Stored data
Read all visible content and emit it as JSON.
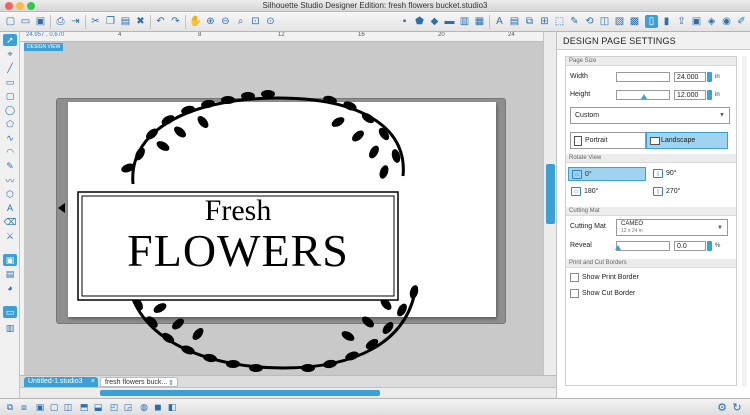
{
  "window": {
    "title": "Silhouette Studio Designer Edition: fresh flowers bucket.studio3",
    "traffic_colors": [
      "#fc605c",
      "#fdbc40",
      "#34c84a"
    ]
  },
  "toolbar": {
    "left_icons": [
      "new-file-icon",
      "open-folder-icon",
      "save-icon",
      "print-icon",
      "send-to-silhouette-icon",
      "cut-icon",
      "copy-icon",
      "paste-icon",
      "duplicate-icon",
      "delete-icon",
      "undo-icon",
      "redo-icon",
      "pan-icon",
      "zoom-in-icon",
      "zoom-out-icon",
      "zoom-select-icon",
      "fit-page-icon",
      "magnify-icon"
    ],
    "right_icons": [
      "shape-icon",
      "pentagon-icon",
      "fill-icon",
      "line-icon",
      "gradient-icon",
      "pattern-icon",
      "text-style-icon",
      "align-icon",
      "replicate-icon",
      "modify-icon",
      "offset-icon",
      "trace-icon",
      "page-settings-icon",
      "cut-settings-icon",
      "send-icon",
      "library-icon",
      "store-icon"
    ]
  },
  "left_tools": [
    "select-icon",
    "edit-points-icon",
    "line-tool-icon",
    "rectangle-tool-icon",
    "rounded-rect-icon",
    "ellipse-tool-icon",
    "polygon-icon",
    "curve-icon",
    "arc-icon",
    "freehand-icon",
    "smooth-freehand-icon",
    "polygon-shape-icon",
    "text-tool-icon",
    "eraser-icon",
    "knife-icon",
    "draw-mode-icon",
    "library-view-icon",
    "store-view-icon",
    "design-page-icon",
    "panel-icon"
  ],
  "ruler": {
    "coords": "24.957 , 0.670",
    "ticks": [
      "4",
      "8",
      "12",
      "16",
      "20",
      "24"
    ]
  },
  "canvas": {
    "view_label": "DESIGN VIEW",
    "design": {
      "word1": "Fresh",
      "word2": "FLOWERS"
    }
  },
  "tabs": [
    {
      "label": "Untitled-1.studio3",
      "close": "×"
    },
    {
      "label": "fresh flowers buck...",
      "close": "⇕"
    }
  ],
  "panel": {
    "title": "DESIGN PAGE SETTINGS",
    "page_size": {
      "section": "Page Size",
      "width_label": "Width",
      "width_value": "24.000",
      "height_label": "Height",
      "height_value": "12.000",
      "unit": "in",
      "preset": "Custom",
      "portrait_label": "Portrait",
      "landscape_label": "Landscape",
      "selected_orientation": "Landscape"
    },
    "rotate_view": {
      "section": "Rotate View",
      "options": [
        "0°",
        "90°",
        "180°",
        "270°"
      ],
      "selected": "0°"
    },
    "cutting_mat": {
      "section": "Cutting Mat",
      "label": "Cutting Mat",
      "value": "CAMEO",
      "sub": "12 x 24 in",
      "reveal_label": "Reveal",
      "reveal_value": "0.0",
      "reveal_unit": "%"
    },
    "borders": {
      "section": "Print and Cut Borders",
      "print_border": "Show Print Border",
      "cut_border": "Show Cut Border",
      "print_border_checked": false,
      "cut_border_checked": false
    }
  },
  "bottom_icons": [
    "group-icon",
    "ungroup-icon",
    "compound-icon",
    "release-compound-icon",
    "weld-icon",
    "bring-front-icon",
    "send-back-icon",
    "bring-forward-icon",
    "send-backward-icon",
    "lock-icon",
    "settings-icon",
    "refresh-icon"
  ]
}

### Short problem
In your copy, repeat each record exactly and include no pictures.

### Output for this task
Read all visible content and emit it as JSON.
{
  "window": {
    "title": "Silhouette Studio Designer Edition: fresh flowers bucket.studio3",
    "traffic_colors": [
      "#fc605c",
      "#fdbc40",
      "#34c84a"
    ]
  },
  "toolbar": {
    "left_icons": [
      "new-file-icon",
      "open-folder-icon",
      "save-icon",
      "print-icon",
      "send-to-silhouette-icon",
      "cut-icon",
      "copy-icon",
      "paste-icon",
      "duplicate-icon",
      "delete-icon",
      "undo-icon",
      "redo-icon",
      "pan-icon",
      "zoom-in-icon",
      "zoom-out-icon",
      "zoom-select-icon",
      "fit-page-icon",
      "magnify-icon"
    ],
    "right_icons": [
      "shape-icon",
      "pentagon-icon",
      "fill-icon",
      "line-icon",
      "gradient-icon",
      "pattern-icon",
      "text-style-icon",
      "align-icon",
      "replicate-icon",
      "modify-icon",
      "offset-icon",
      "trace-icon",
      "page-settings-icon",
      "cut-settings-icon",
      "send-icon",
      "library-icon",
      "store-icon"
    ]
  },
  "left_tools": [
    "select-icon",
    "edit-points-icon",
    "line-tool-icon",
    "rectangle-tool-icon",
    "rounded-rect-icon",
    "ellipse-tool-icon",
    "polygon-icon",
    "curve-icon",
    "arc-icon",
    "freehand-icon",
    "smooth-freehand-icon",
    "polygon-shape-icon",
    "text-tool-icon",
    "eraser-icon",
    "knife-icon",
    "draw-mode-icon",
    "library-view-icon",
    "store-view-icon",
    "design-page-icon",
    "panel-icon"
  ],
  "ruler": {
    "coords": "24.957 , 0.670",
    "ticks": [
      "4",
      "8",
      "12",
      "16",
      "20",
      "24"
    ]
  },
  "canvas": {
    "view_label": "DESIGN VIEW",
    "design": {
      "word1": "Fresh",
      "word2": "FLOWERS"
    }
  },
  "tabs": [
    {
      "label": "Untitled-1.studio3",
      "close": "×"
    },
    {
      "label": "fresh flowers buck...",
      "close": "⇕"
    }
  ],
  "panel": {
    "title": "DESIGN PAGE SETTINGS",
    "page_size": {
      "section": "Page Size",
      "width_label": "Width",
      "width_value": "24.000",
      "height_label": "Height",
      "height_value": "12.000",
      "unit": "in",
      "preset": "Custom",
      "portrait_label": "Portrait",
      "landscape_label": "Landscape",
      "selected_orientation": "Landscape"
    },
    "rotate_view": {
      "section": "Rotate View",
      "options": [
        "0°",
        "90°",
        "180°",
        "270°"
      ],
      "selected": "0°"
    },
    "cutting_mat": {
      "section": "Cutting Mat",
      "label": "Cutting Mat",
      "value": "CAMEO",
      "sub": "12 x 24 in",
      "reveal_label": "Reveal",
      "reveal_value": "0.0",
      "reveal_unit": "%"
    },
    "borders": {
      "section": "Print and Cut Borders",
      "print_border": "Show Print Border",
      "cut_border": "Show Cut Border",
      "print_border_checked": false,
      "cut_border_checked": false
    }
  },
  "bottom_icons": [
    "group-icon",
    "ungroup-icon",
    "compound-icon",
    "release-compound-icon",
    "weld-icon",
    "bring-front-icon",
    "send-back-icon",
    "bring-forward-icon",
    "send-backward-icon",
    "lock-icon",
    "settings-icon",
    "refresh-icon"
  ]
}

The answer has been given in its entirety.